» **What needs to be done**: Collect all lines containing the word "ミドルステイジ" from the data.

= = = =

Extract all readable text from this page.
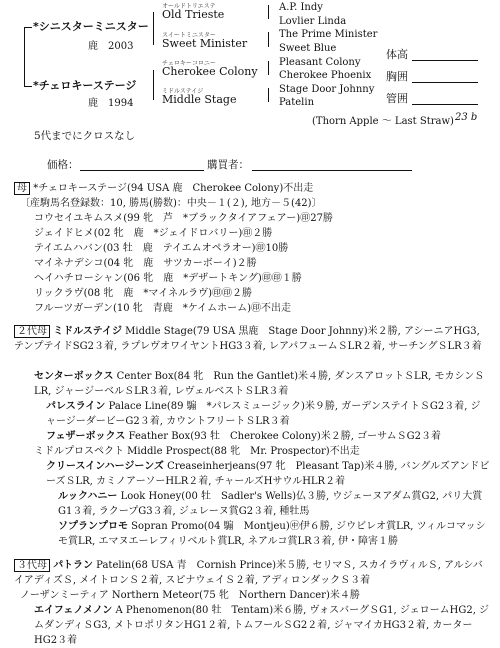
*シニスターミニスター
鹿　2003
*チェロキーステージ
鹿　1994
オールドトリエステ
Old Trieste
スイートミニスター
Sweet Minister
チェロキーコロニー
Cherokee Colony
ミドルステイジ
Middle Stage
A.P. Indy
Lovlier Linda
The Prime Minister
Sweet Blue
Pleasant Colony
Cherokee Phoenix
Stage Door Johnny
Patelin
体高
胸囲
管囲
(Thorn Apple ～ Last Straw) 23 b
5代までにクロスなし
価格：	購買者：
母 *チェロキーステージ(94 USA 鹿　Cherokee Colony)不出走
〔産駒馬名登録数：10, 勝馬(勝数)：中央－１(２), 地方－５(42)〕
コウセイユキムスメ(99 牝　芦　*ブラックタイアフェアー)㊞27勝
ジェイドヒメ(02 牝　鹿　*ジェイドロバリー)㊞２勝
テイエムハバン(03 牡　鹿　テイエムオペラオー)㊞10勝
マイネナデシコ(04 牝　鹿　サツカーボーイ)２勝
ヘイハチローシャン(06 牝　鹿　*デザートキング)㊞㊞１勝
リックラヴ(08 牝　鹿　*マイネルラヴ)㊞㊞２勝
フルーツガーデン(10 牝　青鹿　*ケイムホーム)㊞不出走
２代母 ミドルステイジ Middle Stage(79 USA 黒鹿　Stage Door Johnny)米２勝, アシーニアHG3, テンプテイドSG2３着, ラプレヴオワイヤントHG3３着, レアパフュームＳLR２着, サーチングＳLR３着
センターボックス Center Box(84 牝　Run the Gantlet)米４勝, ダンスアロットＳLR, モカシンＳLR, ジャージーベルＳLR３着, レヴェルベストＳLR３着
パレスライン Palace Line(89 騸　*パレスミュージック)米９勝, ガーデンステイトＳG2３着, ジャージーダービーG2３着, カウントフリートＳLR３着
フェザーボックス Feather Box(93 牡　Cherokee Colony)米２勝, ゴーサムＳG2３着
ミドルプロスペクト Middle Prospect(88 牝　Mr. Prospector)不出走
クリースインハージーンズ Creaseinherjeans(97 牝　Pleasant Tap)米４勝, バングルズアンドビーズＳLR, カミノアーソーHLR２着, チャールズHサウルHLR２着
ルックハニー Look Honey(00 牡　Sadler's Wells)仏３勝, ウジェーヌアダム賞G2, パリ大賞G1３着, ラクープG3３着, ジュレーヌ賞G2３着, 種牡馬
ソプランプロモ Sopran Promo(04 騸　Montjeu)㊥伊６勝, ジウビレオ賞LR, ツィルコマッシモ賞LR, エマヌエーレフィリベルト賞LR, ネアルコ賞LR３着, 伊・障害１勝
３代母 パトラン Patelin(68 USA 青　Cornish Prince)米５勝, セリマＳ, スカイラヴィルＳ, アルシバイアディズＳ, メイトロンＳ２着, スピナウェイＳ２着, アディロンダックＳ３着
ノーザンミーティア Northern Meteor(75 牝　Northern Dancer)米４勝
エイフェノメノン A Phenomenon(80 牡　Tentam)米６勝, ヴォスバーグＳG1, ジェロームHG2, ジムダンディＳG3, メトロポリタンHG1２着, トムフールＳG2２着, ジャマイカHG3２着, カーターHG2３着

= = = =

» **Answer to the exercise**:
ミドルステイジ
２代母 ミドルステイジ Middle Stage(79 USA 黒鹿　Stage Door Johnny)米２勝, アシーニアHG3, テンプテイドSG2３着, ラプレヴオワイヤントHG3３着, レアパフュームＳLR２着, サーチングＳLR３着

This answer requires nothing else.